→ DIRECTIONS: Retype the complete listing exactly as it appears.
--- Start of INPUT ROWS ---
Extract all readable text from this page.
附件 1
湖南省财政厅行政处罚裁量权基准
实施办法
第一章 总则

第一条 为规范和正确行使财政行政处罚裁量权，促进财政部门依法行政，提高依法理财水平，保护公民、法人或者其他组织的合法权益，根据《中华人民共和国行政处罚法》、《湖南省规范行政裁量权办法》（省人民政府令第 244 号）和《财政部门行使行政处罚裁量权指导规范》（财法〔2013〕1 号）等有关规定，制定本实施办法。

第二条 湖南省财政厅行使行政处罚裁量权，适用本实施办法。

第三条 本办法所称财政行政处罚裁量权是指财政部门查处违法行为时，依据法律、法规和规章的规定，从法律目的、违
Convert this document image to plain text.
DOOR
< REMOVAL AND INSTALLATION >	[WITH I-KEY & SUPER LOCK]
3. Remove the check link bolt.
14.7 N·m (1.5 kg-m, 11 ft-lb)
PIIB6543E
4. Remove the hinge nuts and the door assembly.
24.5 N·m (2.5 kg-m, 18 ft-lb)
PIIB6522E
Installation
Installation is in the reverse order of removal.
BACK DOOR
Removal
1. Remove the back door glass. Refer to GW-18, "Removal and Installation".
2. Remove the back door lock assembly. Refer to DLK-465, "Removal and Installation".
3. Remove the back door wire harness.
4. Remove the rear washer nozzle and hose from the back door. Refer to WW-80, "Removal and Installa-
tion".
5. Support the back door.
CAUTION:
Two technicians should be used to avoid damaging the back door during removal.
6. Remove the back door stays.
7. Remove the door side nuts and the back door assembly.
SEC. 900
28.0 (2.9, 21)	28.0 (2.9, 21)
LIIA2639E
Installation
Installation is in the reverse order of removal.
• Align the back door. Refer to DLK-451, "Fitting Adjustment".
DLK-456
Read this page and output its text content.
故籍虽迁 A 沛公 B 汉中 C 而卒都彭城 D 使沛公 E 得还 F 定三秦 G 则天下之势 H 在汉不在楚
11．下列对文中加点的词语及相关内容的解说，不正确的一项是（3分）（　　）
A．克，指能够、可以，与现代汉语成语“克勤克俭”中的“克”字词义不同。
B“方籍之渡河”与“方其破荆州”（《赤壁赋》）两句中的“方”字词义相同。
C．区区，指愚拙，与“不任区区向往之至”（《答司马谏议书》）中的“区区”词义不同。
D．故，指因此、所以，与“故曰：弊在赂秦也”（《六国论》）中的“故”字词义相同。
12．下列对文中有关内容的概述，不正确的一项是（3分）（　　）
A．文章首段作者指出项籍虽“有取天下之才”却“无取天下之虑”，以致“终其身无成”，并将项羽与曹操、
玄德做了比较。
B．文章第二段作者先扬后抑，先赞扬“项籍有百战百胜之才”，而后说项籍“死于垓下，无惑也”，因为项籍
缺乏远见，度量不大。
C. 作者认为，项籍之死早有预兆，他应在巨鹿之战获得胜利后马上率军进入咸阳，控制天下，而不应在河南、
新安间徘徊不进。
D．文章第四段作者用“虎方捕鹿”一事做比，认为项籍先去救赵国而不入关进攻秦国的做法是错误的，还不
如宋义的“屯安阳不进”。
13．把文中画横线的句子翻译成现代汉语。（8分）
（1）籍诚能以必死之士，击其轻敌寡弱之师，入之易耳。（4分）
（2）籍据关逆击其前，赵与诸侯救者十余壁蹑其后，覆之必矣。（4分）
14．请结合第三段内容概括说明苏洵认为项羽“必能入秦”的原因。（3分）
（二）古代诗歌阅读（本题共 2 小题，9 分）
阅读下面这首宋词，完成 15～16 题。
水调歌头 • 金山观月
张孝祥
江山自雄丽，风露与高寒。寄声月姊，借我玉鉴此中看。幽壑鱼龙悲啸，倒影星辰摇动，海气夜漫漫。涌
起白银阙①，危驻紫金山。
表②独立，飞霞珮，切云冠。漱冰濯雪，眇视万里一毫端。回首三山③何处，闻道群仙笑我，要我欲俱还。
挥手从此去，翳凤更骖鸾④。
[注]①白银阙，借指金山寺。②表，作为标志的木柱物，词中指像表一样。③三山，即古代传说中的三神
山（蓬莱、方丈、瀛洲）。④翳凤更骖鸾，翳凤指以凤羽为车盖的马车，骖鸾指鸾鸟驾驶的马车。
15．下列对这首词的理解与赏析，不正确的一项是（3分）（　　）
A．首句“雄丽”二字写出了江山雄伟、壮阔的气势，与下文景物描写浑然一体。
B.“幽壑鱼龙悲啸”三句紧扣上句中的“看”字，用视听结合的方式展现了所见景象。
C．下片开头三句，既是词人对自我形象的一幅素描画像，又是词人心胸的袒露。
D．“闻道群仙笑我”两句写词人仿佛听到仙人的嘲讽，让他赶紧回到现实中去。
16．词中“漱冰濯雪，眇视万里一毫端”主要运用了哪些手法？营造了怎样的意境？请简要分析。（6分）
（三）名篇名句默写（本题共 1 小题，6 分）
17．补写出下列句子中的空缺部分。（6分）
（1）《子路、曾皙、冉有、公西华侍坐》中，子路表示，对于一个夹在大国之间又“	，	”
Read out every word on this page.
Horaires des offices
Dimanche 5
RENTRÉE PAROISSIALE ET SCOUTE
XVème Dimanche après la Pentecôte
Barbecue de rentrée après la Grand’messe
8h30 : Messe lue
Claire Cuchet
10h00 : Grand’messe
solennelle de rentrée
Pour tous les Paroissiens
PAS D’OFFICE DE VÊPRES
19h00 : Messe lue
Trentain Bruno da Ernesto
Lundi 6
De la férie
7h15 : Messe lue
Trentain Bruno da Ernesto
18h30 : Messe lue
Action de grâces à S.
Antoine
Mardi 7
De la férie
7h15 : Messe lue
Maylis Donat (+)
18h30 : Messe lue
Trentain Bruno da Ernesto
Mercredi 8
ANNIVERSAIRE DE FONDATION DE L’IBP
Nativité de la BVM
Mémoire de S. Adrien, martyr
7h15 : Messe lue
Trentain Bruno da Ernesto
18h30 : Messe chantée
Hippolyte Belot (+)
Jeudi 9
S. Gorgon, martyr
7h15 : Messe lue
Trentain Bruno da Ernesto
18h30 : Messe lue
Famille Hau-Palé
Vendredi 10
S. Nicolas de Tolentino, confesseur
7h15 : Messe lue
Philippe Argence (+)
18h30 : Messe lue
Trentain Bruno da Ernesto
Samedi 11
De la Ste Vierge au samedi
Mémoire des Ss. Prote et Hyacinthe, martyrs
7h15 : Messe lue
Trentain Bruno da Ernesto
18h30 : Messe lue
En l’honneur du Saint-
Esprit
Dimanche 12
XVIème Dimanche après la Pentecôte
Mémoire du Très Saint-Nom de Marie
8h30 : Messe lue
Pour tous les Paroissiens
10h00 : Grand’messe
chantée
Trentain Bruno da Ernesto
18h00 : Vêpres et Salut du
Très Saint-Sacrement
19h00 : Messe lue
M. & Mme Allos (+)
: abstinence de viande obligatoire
--- End of INPUT ROWS ---
→ PROBLEM SOLUTION:
Extract all readable text from this page.
附件 1
湖南省财政厅行政处罚裁量权基准
实施办法
第一章 总则

第一条 为规范和正确行使财政行政处罚裁量权，促进财政部门依法行政，提高依法理财水平，保护公民、法人或者其他组织的合法权益，根据《中华人民共和国行政处罚法》、《湖南省规范行政裁量权办法》（省人民政府令第 244 号）和《财政部门行使行政处罚裁量权指导规范》（财法〔2013〕1 号）等有关规定，制定本实施办法。

第二条 湖南省财政厅行使行政处罚裁量权，适用本实施办法。

第三条 本办法所称财政行政处罚裁量权是指财政部门查处违法行为时，依据法律、法规和规章的规定，从法律目的、违
Convert this document image to plain text.
DOOR
< REMOVAL AND INSTALLATION >	[WITH I-KEY & SUPER LOCK]
3. Remove the check link bolt.
14.7 N·m (1.5 kg-m, 11 ft-lb)
PIIB6543E
4. Remove the hinge nuts and the door assembly.
24.5 N·m (2.5 kg-m, 18 ft-lb)
PIIB6522E
Installation
Installation is in the reverse order of removal.
BACK DOOR
Removal
1. Remove the back door glass. Refer to GW-18, "Removal and Installation".
2. Remove the back door lock assembly. Refer to DLK-465, "Removal and Installation".
3. Remove the back door wire harness.
4. Remove the rear washer nozzle and hose from the back door. Refer to WW-80, "Removal and Installa-
tion".
5. Support the back door.
CAUTION:
Two technicians should be used to avoid damaging the back door during removal.
6. Remove the back door stays.
7. Remove the door side nuts and the back door assembly.
SEC. 900
28.0 (2.9, 21)	28.0 (2.9, 21)
LIIA2639E
Installation
Installation is in the reverse order of removal.
• Align the back door. Refer to DLK-451, "Fitting Adjustment".
DLK-456
Read this page and output its text content.
故籍虽迁 A 沛公 B 汉中 C 而卒都彭城 D 使沛公 E 得还 F 定三秦 G 则天下之势 H 在汉不在楚
11．下列对文中加点的词语及相关内容的解说，不正确的一项是（3分）（　　）
A．克，指能够、可以，与现代汉语成语“克勤克俭”中的“克”字词义不同。
B“方籍之渡河”与“方其破荆州”（《赤壁赋》）两句中的“方”字词义相同。
C．区区，指愚拙，与“不任区区向往之至”（《答司马谏议书》）中的“区区”词义不同。
D．故，指因此、所以，与“故曰：弊在赂秦也”（《六国论》）中的“故”字词义相同。
12．下列对文中有关内容的概述，不正确的一项是（3分）（　　）
A．文章首段作者指出项籍虽“有取天下之才”却“无取天下之虑”，以致“终其身无成”，并将项羽与曹操、
玄德做了比较。
B．文章第二段作者先扬后抑，先赞扬“项籍有百战百胜之才”，而后说项籍“死于垓下，无惑也”，因为项籍
缺乏远见，度量不大。
C. 作者认为，项籍之死早有预兆，他应在巨鹿之战获得胜利后马上率军进入咸阳，控制天下，而不应在河南、
新安间徘徊不进。
D．文章第四段作者用“虎方捕鹿”一事做比，认为项籍先去救赵国而不入关进攻秦国的做法是错误的，还不
如宋义的“屯安阳不进”。
13．把文中画横线的句子翻译成现代汉语。（8分）
（1）籍诚能以必死之士，击其轻敌寡弱之师，入之易耳。（4分）
（2）籍据关逆击其前，赵与诸侯救者十余壁蹑其后，覆之必矣。（4分）
14．请结合第三段内容概括说明苏洵认为项羽“必能入秦”的原因。（3分）
（二）古代诗歌阅读（本题共 2 小题，9 分）
阅读下面这首宋词，完成 15～16 题。
水调歌头 • 金山观月
张孝祥
江山自雄丽，风露与高寒。寄声月姊，借我玉鉴此中看。幽壑鱼龙悲啸，倒影星辰摇动，海气夜漫漫。涌
起白银阙①，危驻紫金山。
表②独立，飞霞珮，切云冠。漱冰濯雪，眇视万里一毫端。回首三山③何处，闻道群仙笑我，要我欲俱还。
挥手从此去，翳凤更骖鸾④。
[注]①白银阙，借指金山寺。②表，作为标志的木柱物，词中指像表一样。③三山，即古代传说中的三神
山（蓬莱、方丈、瀛洲）。④翳凤更骖鸾，翳凤指以凤羽为车盖的马车，骖鸾指鸾鸟驾驶的马车。
15．下列对这首词的理解与赏析，不正确的一项是（3分）（　　）
A．首句“雄丽”二字写出了江山雄伟、壮阔的气势，与下文景物描写浑然一体。
B.“幽壑鱼龙悲啸”三句紧扣上句中的“看”字，用视听结合的方式展现了所见景象。
C．下片开头三句，既是词人对自我形象的一幅素描画像，又是词人心胸的袒露。
D．“闻道群仙笑我”两句写词人仿佛听到仙人的嘲讽，让他赶紧回到现实中去。
16．词中“漱冰濯雪，眇视万里一毫端”主要运用了哪些手法？营造了怎样的意境？请简要分析。（6分）
（三）名篇名句默写（本题共 1 小题，6 分）
17．补写出下列句子中的空缺部分。（6分）
（1）《子路、曾皙、冉有、公西华侍坐》中，子路表示，对于一个夹在大国之间又“	，	”
Read out every word on this page.
Horaires des offices
Dimanche 5
RENTRÉE PAROISSIALE ET SCOUTE
XVème Dimanche après la Pentecôte
Barbecue de rentrée après la Grand’messe
8h30 : Messe lue
Claire Cuchet
10h00 : Grand’messe
solennelle de rentrée
Pour tous les Paroissiens
PAS D’OFFICE DE VÊPRES
19h00 : Messe lue
Trentain Bruno da Ernesto
Lundi 6
De la férie
7h15 : Messe lue
Trentain Bruno da Ernesto
18h30 : Messe lue
Action de grâces à S.
Antoine
Mardi 7
De la férie
7h15 : Messe lue
Maylis Donat (+)
18h30 : Messe lue
Trentain Bruno da Ernesto
Mercredi 8
ANNIVERSAIRE DE FONDATION DE L’IBP
Nativité de la BVM
Mémoire de S. Adrien, martyr
7h15 : Messe lue
Trentain Bruno da Ernesto
18h30 : Messe chantée
Hippolyte Belot (+)
Jeudi 9
S. Gorgon, martyr
7h15 : Messe lue
Trentain Bruno da Ernesto
18h30 : Messe lue
Famille Hau-Palé
Vendredi 10
S. Nicolas de Tolentino, confesseur
7h15 : Messe lue
Philippe Argence (+)
18h30 : Messe lue
Trentain Bruno da Ernesto
Samedi 11
De la Ste Vierge au samedi
Mémoire des Ss. Prote et Hyacinthe, martyrs
7h15 : Messe lue
Trentain Bruno da Ernesto
18h30 : Messe lue
En l’honneur du Saint-
Esprit
Dimanche 12
XVIème Dimanche après la Pentecôte
Mémoire du Très Saint-Nom de Marie
8h30 : Messe lue
Pour tous les Paroissiens
10h00 : Grand’messe
chantée
Trentain Bruno da Ernesto
18h00 : Vêpres et Salut du
Très Saint-Sacrement
19h00 : Messe lue
M. & Mme Allos (+)
: abstinence de viande obligatoire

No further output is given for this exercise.